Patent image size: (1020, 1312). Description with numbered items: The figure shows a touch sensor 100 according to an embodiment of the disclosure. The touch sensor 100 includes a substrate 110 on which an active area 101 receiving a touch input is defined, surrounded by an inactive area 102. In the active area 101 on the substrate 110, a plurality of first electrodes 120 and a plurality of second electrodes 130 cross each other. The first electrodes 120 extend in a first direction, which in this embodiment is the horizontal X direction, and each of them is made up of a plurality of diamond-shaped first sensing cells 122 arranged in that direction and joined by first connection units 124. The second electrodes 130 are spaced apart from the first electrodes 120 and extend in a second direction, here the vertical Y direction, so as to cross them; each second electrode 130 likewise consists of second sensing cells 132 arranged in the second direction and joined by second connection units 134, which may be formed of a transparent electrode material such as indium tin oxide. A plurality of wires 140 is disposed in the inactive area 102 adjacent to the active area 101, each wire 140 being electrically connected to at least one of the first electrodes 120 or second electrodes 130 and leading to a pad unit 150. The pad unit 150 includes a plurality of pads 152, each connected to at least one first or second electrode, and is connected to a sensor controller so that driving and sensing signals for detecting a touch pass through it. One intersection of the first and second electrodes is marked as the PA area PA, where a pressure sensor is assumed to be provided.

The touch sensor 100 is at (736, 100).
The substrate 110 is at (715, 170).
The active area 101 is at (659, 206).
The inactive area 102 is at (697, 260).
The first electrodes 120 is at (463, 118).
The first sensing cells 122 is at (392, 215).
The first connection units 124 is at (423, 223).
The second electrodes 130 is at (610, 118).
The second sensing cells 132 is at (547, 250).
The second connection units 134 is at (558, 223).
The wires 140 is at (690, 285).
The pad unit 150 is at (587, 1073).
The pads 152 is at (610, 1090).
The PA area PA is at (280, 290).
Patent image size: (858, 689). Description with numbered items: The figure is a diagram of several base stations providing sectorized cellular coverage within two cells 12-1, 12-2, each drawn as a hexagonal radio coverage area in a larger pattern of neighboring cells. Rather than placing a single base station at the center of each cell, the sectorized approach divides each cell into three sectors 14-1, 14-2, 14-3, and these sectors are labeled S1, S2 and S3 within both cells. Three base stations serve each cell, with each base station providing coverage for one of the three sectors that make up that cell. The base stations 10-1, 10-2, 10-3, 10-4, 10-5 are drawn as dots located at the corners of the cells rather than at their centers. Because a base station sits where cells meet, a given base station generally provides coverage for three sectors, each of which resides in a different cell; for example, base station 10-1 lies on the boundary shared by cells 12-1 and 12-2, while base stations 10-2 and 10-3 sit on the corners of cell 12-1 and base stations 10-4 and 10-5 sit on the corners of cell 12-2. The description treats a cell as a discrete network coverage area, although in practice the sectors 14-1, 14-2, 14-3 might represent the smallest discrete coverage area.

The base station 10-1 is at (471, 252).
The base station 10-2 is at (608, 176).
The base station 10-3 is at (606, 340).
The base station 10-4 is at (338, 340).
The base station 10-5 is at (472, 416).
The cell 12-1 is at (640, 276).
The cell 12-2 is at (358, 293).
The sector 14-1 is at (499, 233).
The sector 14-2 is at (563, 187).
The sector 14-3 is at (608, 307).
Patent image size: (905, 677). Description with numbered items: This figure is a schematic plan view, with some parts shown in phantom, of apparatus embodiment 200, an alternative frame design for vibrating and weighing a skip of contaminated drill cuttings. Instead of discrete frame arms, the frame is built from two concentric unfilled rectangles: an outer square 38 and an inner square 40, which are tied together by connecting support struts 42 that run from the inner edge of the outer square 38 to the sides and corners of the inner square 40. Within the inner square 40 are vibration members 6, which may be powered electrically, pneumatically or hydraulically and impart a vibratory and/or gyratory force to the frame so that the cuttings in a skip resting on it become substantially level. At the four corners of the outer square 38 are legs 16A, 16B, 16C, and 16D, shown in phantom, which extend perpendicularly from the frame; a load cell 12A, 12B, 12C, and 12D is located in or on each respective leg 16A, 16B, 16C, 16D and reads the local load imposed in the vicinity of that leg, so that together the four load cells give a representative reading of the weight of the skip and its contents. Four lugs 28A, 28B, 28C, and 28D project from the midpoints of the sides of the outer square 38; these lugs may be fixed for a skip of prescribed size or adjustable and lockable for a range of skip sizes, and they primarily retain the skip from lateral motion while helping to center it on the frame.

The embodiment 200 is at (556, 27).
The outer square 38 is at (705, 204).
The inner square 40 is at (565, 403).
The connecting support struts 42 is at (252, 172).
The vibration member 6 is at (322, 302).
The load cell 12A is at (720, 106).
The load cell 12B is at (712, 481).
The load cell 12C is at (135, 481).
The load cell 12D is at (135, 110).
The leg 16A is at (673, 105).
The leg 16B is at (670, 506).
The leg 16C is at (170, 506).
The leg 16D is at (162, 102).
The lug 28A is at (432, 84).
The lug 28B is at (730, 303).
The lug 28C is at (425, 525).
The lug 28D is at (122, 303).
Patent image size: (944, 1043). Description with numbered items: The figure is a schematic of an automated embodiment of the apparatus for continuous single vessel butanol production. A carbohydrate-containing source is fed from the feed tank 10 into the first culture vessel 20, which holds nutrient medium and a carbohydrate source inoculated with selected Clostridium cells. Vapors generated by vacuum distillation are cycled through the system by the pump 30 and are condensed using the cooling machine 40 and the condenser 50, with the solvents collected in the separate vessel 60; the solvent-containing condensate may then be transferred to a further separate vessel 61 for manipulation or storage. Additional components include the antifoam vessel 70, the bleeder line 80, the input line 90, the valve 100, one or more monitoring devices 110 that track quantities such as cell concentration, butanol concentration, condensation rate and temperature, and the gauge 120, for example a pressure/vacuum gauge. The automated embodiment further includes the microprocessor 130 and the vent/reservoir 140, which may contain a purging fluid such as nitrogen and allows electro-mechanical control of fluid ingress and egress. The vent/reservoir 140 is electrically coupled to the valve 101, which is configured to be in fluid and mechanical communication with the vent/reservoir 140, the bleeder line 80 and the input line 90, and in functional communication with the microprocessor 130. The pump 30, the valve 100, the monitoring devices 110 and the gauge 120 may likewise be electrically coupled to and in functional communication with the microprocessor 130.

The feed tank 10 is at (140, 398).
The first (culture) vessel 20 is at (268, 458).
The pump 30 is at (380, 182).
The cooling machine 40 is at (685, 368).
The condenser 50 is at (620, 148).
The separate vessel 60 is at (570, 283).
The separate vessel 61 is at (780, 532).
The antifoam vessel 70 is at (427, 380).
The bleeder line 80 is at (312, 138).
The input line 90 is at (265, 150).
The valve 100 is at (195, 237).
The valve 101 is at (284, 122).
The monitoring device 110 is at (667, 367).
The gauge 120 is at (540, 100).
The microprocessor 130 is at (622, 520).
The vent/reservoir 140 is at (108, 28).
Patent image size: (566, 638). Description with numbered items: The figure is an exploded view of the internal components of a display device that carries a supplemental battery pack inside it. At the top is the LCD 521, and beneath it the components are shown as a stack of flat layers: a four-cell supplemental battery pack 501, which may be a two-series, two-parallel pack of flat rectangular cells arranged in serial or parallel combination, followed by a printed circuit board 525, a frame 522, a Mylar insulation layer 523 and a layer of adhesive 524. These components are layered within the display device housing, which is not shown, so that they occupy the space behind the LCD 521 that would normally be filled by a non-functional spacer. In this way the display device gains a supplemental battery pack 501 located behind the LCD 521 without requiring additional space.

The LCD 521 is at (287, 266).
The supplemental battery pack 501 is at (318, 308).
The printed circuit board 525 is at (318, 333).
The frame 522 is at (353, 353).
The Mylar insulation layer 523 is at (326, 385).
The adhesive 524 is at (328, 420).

------------------------------------------------

What you return must match the listing exactly, line for line.

Patent image size: (1020, 1312). Description with numbered items: The figure shows a touch sensor 100 according to an embodiment of the disclosure. The touch sensor 100 includes a substrate 110 on which an active area 101 receiving a touch input is defined, surrounded by an inactive area 102. In the active area 101 on the substrate 110, a plurality of first electrodes 120 and a plurality of second electrodes 130 cross each other. The first electrodes 120 extend in a first direction, which in this embodiment is the horizontal X direction, and each of them is made up of a plurality of diamond-shaped first sensing cells 122 arranged in that direction and joined by first connection units 124. The second electrodes 130 are spaced apart from the first electrodes 120 and extend in a second direction, here the vertical Y direction, so as to cross them; each second electrode 130 likewise consists of second sensing cells 132 arranged in the second direction and joined by second connection units 134, which may be formed of a transparent electrode material such as indium tin oxide. A plurality of wires 140 is disposed in the inactive area 102 adjacent to the active area 101, each wire 140 being electrically connected to at least one of the first electrodes 120 or second electrodes 130 and leading to a pad unit 150. The pad unit 150 includes a plurality of pads 152, each connected to at least one first or second electrode, and is connected to a sensor controller so that driving and sensing signals for detecting a touch pass through it. One intersection of the first and second electrodes is marked as the PA area PA, where a pressure sensor is assumed to be provided.

The touch sensor 100 is at (736, 100).
The substrate 110 is at (715, 170).
The active area 101 is at (659, 206).
The inactive area 102 is at (697, 260).
The first electrodes 120 is at (463, 118).
The first sensing cells 122 is at (392, 215).
The first connection units 124 is at (423, 223).
The second electrodes 130 is at (610, 118).
The second sensing cells 132 is at (547, 250).
The second connection units 134 is at (558, 223).
The wires 140 is at (690, 285).
The pad unit 150 is at (587, 1073).
The pads 152 is at (610, 1090).
The PA area PA is at (280, 290).
Patent image size: (858, 689). Description with numbered items: The figure is a diagram of several base stations providing sectorized cellular coverage within two cells 12-1, 12-2, each drawn as a hexagonal radio coverage area in a larger pattern of neighboring cells. Rather than placing a single base station at the center of each cell, the sectorized approach divides each cell into three sectors 14-1, 14-2, 14-3, and these sectors are labeled S1, S2 and S3 within both cells. Three base stations serve each cell, with each base station providing coverage for one of the three sectors that make up that cell. The base stations 10-1, 10-2, 10-3, 10-4, 10-5 are drawn as dots located at the corners of the cells rather than at their centers. Because a base station sits where cells meet, a given base station generally provides coverage for three sectors, each of which resides in a different cell; for example, base station 10-1 lies on the boundary shared by cells 12-1 and 12-2, while base stations 10-2 and 10-3 sit on the corners of cell 12-1 and base stations 10-4 and 10-5 sit on the corners of cell 12-2. The description treats a cell as a discrete network coverage area, although in practice the sectors 14-1, 14-2, 14-3 might represent the smallest discrete coverage area.

The base station 10-1 is at (471, 252).
The base station 10-2 is at (608, 176).
The base station 10-3 is at (606, 340).
The base station 10-4 is at (338, 340).
The base station 10-5 is at (472, 416).
The cell 12-1 is at (640, 276).
The cell 12-2 is at (358, 293).
The sector 14-1 is at (499, 233).
The sector 14-2 is at (563, 187).
The sector 14-3 is at (608, 307).
Patent image size: (905, 677). Description with numbered items: This figure is a schematic plan view, with some parts shown in phantom, of apparatus embodiment 200, an alternative frame design for vibrating and weighing a skip of contaminated drill cuttings. Instead of discrete frame arms, the frame is built from two concentric unfilled rectangles: an outer square 38 and an inner square 40, which are tied together by connecting support struts 42 that run from the inner edge of the outer square 38 to the sides and corners of the inner square 40. Within the inner square 40 are vibration members 6, which may be powered electrically, pneumatically or hydraulically and impart a vibratory and/or gyratory force to the frame so that the cuttings in a skip resting on it become substantially level. At the four corners of the outer square 38 are legs 16A, 16B, 16C, and 16D, shown in phantom, which extend perpendicularly from the frame; a load cell 12A, 12B, 12C, and 12D is located in or on each respective leg 16A, 16B, 16C, 16D and reads the local load imposed in the vicinity of that leg, so that together the four load cells give a representative reading of the weight of the skip and its contents. Four lugs 28A, 28B, 28C, and 28D project from the midpoints of the sides of the outer square 38; these lugs may be fixed for a skip of prescribed size or adjustable and lockable for a range of skip sizes, and they primarily retain the skip from lateral motion while helping to center it on the frame.

The embodiment 200 is at (556, 27).
The outer square 38 is at (705, 204).
The inner square 40 is at (565, 403).
The connecting support struts 42 is at (252, 172).
The vibration member 6 is at (322, 302).
The load cell 12A is at (720, 106).
The load cell 12B is at (712, 481).
The load cell 12C is at (135, 481).
The load cell 12D is at (135, 110).
The leg 16A is at (673, 105).
The leg 16B is at (670, 506).
The leg 16C is at (170, 506).
The leg 16D is at (162, 102).
The lug 28A is at (432, 84).
The lug 28B is at (730, 303).
The lug 28C is at (425, 525).
The lug 28D is at (122, 303).
Patent image size: (944, 1043). Description with numbered items: The figure is a schematic of an automated embodiment of the apparatus for continuous single vessel butanol production. A carbohydrate-containing source is fed from the feed tank 10 into the first culture vessel 20, which holds nutrient medium and a carbohydrate source inoculated with selected Clostridium cells. Vapors generated by vacuum distillation are cycled through the system by the pump 30 and are condensed using the cooling machine 40 and the condenser 50, with the solvents collected in the separate vessel 60; the solvent-containing condensate may then be transferred to a further separate vessel 61 for manipulation or storage. Additional components include the antifoam vessel 70, the bleeder line 80, the input line 90, the valve 100, one or more monitoring devices 110 that track quantities such as cell concentration, butanol concentration, condensation rate and temperature, and the gauge 120, for example a pressure/vacuum gauge. The automated embodiment further includes the microprocessor 130 and the vent/reservoir 140, which may contain a purging fluid such as nitrogen and allows electro-mechanical control of fluid ingress and egress. The vent/reservoir 140 is electrically coupled to the valve 101, which is configured to be in fluid and mechanical communication with the vent/reservoir 140, the bleeder line 80 and the input line 90, and in functional communication with the microprocessor 130. The pump 30, the valve 100, the monitoring devices 110 and the gauge 120 may likewise be electrically coupled to and in functional communication with the microprocessor 130.

The feed tank 10 is at (140, 398).
The first (culture) vessel 20 is at (268, 458).
The pump 30 is at (380, 182).
The cooling machine 40 is at (685, 368).
The condenser 50 is at (620, 148).
The separate vessel 60 is at (570, 283).
The separate vessel 61 is at (780, 532).
The antifoam vessel 70 is at (427, 380).
The bleeder line 80 is at (312, 138).
The input line 90 is at (265, 150).
The valve 100 is at (195, 237).
The valve 101 is at (284, 122).
The monitoring device 110 is at (667, 367).
The gauge 120 is at (540, 100).
The microprocessor 130 is at (622, 520).
The vent/reservoir 140 is at (108, 28).
Patent image size: (566, 638). Description with numbered items: The figure is an exploded view of the internal components of a display device that carries a supplemental battery pack inside it. At the top is the LCD 521, and beneath it the components are shown as a stack of flat layers: a four-cell supplemental battery pack 501, which may be a two-series, two-parallel pack of flat rectangular cells arranged in serial or parallel combination, followed by a printed circuit board 525, a frame 522, a Mylar insulation layer 523 and a layer of adhesive 524. These components are layered within the display device housing, which is not shown, so that they occupy the space behind the LCD 521 that would normally be filled by a non-functional spacer. In this way the display device gains a supplemental battery pack 501 located behind the LCD 521 without requiring additional space.

The LCD 521 is at (287, 266).
The supplemental battery pack 501 is at (318, 308).
The printed circuit board 525 is at (318, 333).
The frame 522 is at (353, 353).
The Mylar insulation layer 523 is at (326, 385).
The adhesive 524 is at (328, 420).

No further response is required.